[Entries from a dataset]
* start *
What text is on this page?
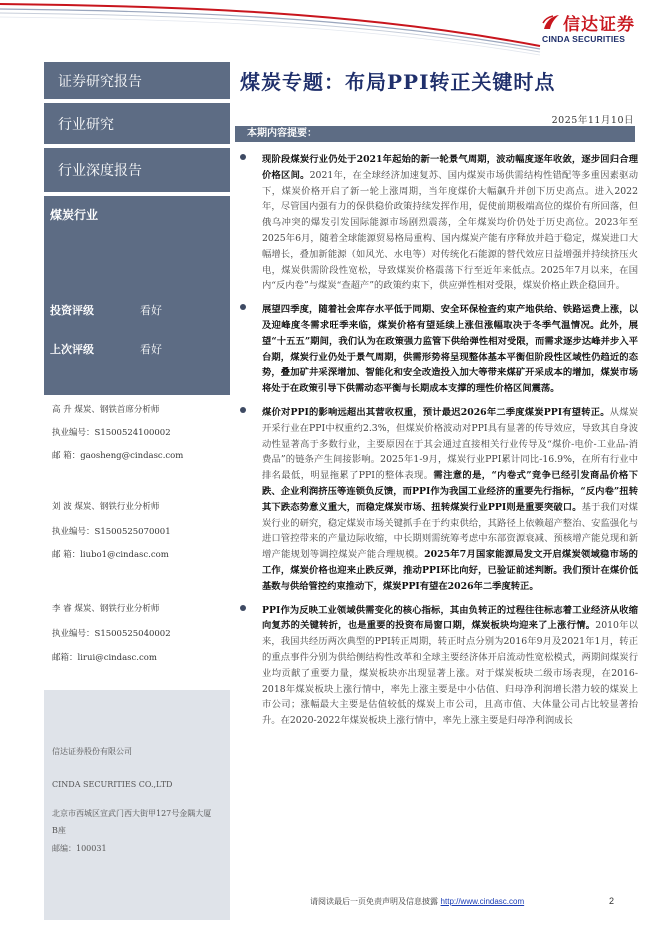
信达证券
CINDA SECURITIES
证券研究报告
行业研究
行业深度报告
煤炭行业
投资评级	看好
上次评级	看好
高 升 煤炭、钢铁首席分析师
执业编号：S1500524100002
邮 箱：gaosheng@cindasc.com
刘 波 煤炭、钢铁行业分析师
执业编号：S1500525070001
邮 箱：liubo1@cindasc.com
李 睿 煤炭、钢铁行业分析师
执业编号：S1500525040002
邮箱：lirui@cindasc.com
信达证券股份有限公司
CINDA SECURITIES CO.,LTD
北京市西城区宣武门西大街甲127号金隅大厦
B座
邮编：100031
煤炭专题：布局PPI转正关键时点
2025年11月10日
本期内容提要：
现阶段煤炭行业仍处于2021年起始的新一轮景气周期，波动幅度逐年收敛，逐步回归合理价格区间。2021年，在全球经济加速复苏、国内煤炭市场供需结构性错配等多重因素驱动下，煤炭价格开启了新一轮上涨周期，当年度煤价大幅飙升并创下历史高点。进入2022年，尽管国内强有力的保供稳价政策持续发挥作用，促使前期极端高位的煤价有所回落，但俄乌冲突的爆发引发国际能源市场剧烈震荡，全年煤炭均价仍处于历史高位。2023年至2025年6月，随着全球能源贸易格局重构、国内煤炭产能有序释放并趋于稳定，煤炭进口大幅增长，叠加新能源（如风光、水电等）对传统化石能源的替代效应日益增强并持续挤压火电，煤炭供需阶段性宽松，导致煤炭价格震荡下行至近年来低点。2025年7月以来，在国内“反内卷”与煤炭“查超产”的政策约束下，供应弹性相对受限，煤炭价格止跌企稳回升。
展望四季度，随着社会库存水平低于同期、安全环保检查约束产地供给、铁路运费上涨，以及迎峰度冬需求旺季来临，煤炭价格有望延续上涨但涨幅取决于冬季气温情况。此外，展望“十五五”期间，我们认为在政策强力监管下供给弹性相对受限，而需求逐步达峰并步入平台期，煤炭行业仍处于景气周期，供需形势将呈现整体基本平衡但阶段性区域性仍趋近的态势，叠加矿井采深增加、智能化和安全改造投入加大等带来煤矿开采成本的增加，煤炭市场将处于在政策引导下供需动态平衡与长期成本支撑的理性价格区间震荡。
煤价对PPI的影响远超出其营收权重，预计最迟2026年二季度煤炭PPI有望转正。从煤炭开采行业在PPI中权重约2.3%，但煤炭价格波动对PPI具有显著的传导效应，导致其自身波动性显著高于多数行业，主要原因在于其会通过直接相关行业传导及“煤价-电价-工业品-消费品”的链条产生间接影响。2025年1-9月，煤炭行业PPI累计同比-16.9%，在所有行业中排名最低，明显拖累了PPI的整体表现。需注意的是，“内卷式”竞争已经引发商品价格下跌、企业利润挤压等连锁负反馈，而PPI作为我国工业经济的重要先行指标，“反内卷”扭转其下跌态势意义重大，而稳定煤炭市场、扭转煤炭行业PPI则是重要突破口。基于我们对煤炭行业的研究，稳定煤炭市场关键抓手在于约束供给，其路径上依赖超产整治、安监强化与进口管控带来的产量边际收缩，中长期则需统筹考虑中东部资源衰减、预核增产能兑现和新增产能规划等调控煤炭产能合理规模。2025年7月国家能源局发文开启煤炭领域稳市场的工作，煤炭价格也迎来止跌反弹，推动PPI环比向好，已验证前述判断。我们预计在煤价低基数与供给管控约束推动下，煤炭PPI有望在2026年二季度转正。
PPI作为反映工业领域供需变化的核心指标，其由负转正的过程往往标志着工业经济从收缩向复苏的关键转折，也是重要的投资布局窗口期，煤炭板块均迎来了上涨行情。2010年以来，我国共经历两次典型的PPI转正周期，转正时点分别为2016年9月及2021年1月，转正的重点事件分别为供给侧结构性改革和全球主要经济体开启流动性宽松模式，两期间煤炭行业均贡献了重要力量，煤炭板块亦出现显著上涨。对于煤炭板块二级市场表现，在2016-2018年煤炭板块上涨行情中，率先上涨主要是中小估值、归母净利润增长潜力较的煤炭上市公司；涨幅最大主要是估值较低的煤炭上市公司，且高市值、大体量公司占比较显著抬升。在2020-2022年煤炭板块上涨行情中，率先上涨主要是归母净利润成长
请阅读最后一页免责声明及信息披露 http://www.cindasc.com	2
* end *
Look through the material above. Copy each line where the word "执业编号" appears.

执业编号：S1500524100002
执业编号：S1500525070001
执业编号：S1500525040002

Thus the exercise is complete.